[Lines of data]

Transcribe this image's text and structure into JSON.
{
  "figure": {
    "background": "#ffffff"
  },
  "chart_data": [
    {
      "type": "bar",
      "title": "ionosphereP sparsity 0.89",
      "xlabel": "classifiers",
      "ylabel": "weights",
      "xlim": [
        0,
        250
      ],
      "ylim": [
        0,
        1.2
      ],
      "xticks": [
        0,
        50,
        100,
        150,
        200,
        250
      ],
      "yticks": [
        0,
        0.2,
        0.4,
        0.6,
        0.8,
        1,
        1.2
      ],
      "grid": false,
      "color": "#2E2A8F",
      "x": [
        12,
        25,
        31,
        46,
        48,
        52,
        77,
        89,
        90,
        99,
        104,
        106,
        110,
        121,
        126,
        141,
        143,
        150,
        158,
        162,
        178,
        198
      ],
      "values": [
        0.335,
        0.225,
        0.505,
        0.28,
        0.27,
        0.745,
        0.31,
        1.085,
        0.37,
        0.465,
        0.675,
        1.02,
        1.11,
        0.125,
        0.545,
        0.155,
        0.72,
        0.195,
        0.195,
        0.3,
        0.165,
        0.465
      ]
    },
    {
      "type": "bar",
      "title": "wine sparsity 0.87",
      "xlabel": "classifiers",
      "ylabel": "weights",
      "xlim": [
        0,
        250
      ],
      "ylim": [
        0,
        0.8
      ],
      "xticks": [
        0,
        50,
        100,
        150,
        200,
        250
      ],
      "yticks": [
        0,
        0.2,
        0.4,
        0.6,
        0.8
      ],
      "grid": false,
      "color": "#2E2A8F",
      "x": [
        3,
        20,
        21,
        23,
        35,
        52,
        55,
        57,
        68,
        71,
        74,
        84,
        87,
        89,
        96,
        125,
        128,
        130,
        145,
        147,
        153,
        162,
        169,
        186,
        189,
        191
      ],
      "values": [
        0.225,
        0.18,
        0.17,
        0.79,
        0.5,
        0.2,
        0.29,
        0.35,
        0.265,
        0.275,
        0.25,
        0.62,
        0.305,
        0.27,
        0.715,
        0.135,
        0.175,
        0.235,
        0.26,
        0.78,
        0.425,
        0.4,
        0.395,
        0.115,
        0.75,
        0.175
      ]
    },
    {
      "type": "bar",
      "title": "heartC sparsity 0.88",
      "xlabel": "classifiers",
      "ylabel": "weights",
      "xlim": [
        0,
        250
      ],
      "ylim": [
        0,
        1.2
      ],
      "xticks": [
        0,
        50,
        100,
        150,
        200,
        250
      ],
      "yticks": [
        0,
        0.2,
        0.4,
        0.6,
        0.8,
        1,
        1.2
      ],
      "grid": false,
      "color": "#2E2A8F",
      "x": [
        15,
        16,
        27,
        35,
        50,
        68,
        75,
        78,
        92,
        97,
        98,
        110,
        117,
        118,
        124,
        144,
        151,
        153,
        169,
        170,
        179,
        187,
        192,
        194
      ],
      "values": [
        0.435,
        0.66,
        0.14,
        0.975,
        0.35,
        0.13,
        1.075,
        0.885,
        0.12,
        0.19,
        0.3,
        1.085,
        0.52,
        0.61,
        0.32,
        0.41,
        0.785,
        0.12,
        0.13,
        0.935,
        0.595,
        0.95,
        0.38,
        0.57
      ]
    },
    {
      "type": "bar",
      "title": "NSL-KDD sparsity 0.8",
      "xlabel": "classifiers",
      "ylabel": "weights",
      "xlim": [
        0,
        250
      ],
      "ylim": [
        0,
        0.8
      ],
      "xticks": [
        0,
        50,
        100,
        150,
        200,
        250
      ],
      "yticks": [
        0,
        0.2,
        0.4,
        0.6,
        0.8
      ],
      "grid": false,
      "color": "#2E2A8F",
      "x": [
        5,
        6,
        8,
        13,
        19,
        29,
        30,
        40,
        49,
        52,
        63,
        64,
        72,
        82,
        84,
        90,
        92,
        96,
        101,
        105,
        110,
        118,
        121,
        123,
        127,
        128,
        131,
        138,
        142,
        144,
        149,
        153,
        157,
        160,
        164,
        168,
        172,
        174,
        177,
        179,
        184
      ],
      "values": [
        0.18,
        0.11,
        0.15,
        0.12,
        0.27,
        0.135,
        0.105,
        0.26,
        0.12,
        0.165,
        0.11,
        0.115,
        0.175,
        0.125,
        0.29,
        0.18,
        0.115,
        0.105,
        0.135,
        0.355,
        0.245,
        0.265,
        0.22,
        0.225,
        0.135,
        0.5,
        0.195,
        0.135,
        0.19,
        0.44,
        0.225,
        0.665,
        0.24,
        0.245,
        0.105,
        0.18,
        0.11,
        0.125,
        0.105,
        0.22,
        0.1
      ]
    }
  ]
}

■ Your instructions
Retype the whole listing above exactly.

■ Written solution
Transcribe this image's text and structure into JSON.
{
  "figure": {
    "background": "#ffffff"
  },
  "chart_data": [
    {
      "type": "bar",
      "title": "ionosphereP sparsity 0.89",
      "xlabel": "classifiers",
      "ylabel": "weights",
      "xlim": [
        0,
        250
      ],
      "ylim": [
        0,
        1.2
      ],
      "xticks": [
        0,
        50,
        100,
        150,
        200,
        250
      ],
      "yticks": [
        0,
        0.2,
        0.4,
        0.6,
        0.8,
        1,
        1.2
      ],
      "grid": false,
      "color": "#2E2A8F",
      "x": [
        12,
        25,
        31,
        46,
        48,
        52,
        77,
        89,
        90,
        99,
        104,
        106,
        110,
        121,
        126,
        141,
        143,
        150,
        158,
        162,
        178,
        198
      ],
      "values": [
        0.335,
        0.225,
        0.505,
        0.28,
        0.27,
        0.745,
        0.31,
        1.085,
        0.37,
        0.465,
        0.675,
        1.02,
        1.11,
        0.125,
        0.545,
        0.155,
        0.72,
        0.195,
        0.195,
        0.3,
        0.165,
        0.465
      ]
    },
    {
      "type": "bar",
      "title": "wine sparsity 0.87",
      "xlabel": "classifiers",
      "ylabel": "weights",
      "xlim": [
        0,
        250
      ],
      "ylim": [
        0,
        0.8
      ],
      "xticks": [
        0,
        50,
        100,
        150,
        200,
        250
      ],
      "yticks": [
        0,
        0.2,
        0.4,
        0.6,
        0.8
      ],
      "grid": false,
      "color": "#2E2A8F",
      "x": [
        3,
        20,
        21,
        23,
        35,
        52,
        55,
        57,
        68,
        71,
        74,
        84,
        87,
        89,
        96,
        125,
        128,
        130,
        145,
        147,
        153,
        162,
        169,
        186,
        189,
        191
      ],
      "values": [
        0.225,
        0.18,
        0.17,
        0.79,
        0.5,
        0.2,
        0.29,
        0.35,
        0.265,
        0.275,
        0.25,
        0.62,
        0.305,
        0.27,
        0.715,
        0.135,
        0.175,
        0.235,
        0.26,
        0.78,
        0.425,
        0.4,
        0.395,
        0.115,
        0.75,
        0.175
      ]
    },
    {
      "type": "bar",
      "title": "heartC sparsity 0.88",
      "xlabel": "classifiers",
      "ylabel": "weights",
      "xlim": [
        0,
        250
      ],
      "ylim": [
        0,
        1.2
      ],
      "xticks": [
        0,
        50,
        100,
        150,
        200,
        250
      ],
      "yticks": [
        0,
        0.2,
        0.4,
        0.6,
        0.8,
        1,
        1.2
      ],
      "grid": false,
      "color": "#2E2A8F",
      "x": [
        15,
        16,
        27,
        35,
        50,
        68,
        75,
        78,
        92,
        97,
        98,
        110,
        117,
        118,
        124,
        144,
        151,
        153,
        169,
        170,
        179,
        187,
        192,
        194
      ],
      "values": [
        0.435,
        0.66,
        0.14,
        0.975,
        0.35,
        0.13,
        1.075,
        0.885,
        0.12,
        0.19,
        0.3,
        1.085,
        0.52,
        0.61,
        0.32,
        0.41,
        0.785,
        0.12,
        0.13,
        0.935,
        0.595,
        0.95,
        0.38,
        0.57
      ]
    },
    {
      "type": "bar",
      "title": "NSL-KDD sparsity 0.8",
      "xlabel": "classifiers",
      "ylabel": "weights",
      "xlim": [
        0,
        250
      ],
      "ylim": [
        0,
        0.8
      ],
      "xticks": [
        0,
        50,
        100,
        150,
        200,
        250
      ],
      "yticks": [
        0,
        0.2,
        0.4,
        0.6,
        0.8
      ],
      "grid": false,
      "color": "#2E2A8F",
      "x": [
        5,
        6,
        8,
        13,
        19,
        29,
        30,
        40,
        49,
        52,
        63,
        64,
        72,
        82,
        84,
        90,
        92,
        96,
        101,
        105,
        110,
        118,
        121,
        123,
        127,
        128,
        131,
        138,
        142,
        144,
        149,
        153,
        157,
        160,
        164,
        168,
        172,
        174,
        177,
        179,
        184
      ],
      "values": [
        0.18,
        0.11,
        0.15,
        0.12,
        0.27,
        0.135,
        0.105,
        0.26,
        0.12,
        0.165,
        0.11,
        0.115,
        0.175,
        0.125,
        0.29,
        0.18,
        0.115,
        0.105,
        0.135,
        0.355,
        0.245,
        0.265,
        0.22,
        0.225,
        0.135,
        0.5,
        0.195,
        0.135,
        0.19,
        0.44,
        0.225,
        0.665,
        0.24,
        0.245,
        0.105,
        0.18,
        0.11,
        0.125,
        0.105,
        0.22,
        0.1
      ]
    }
  ]
}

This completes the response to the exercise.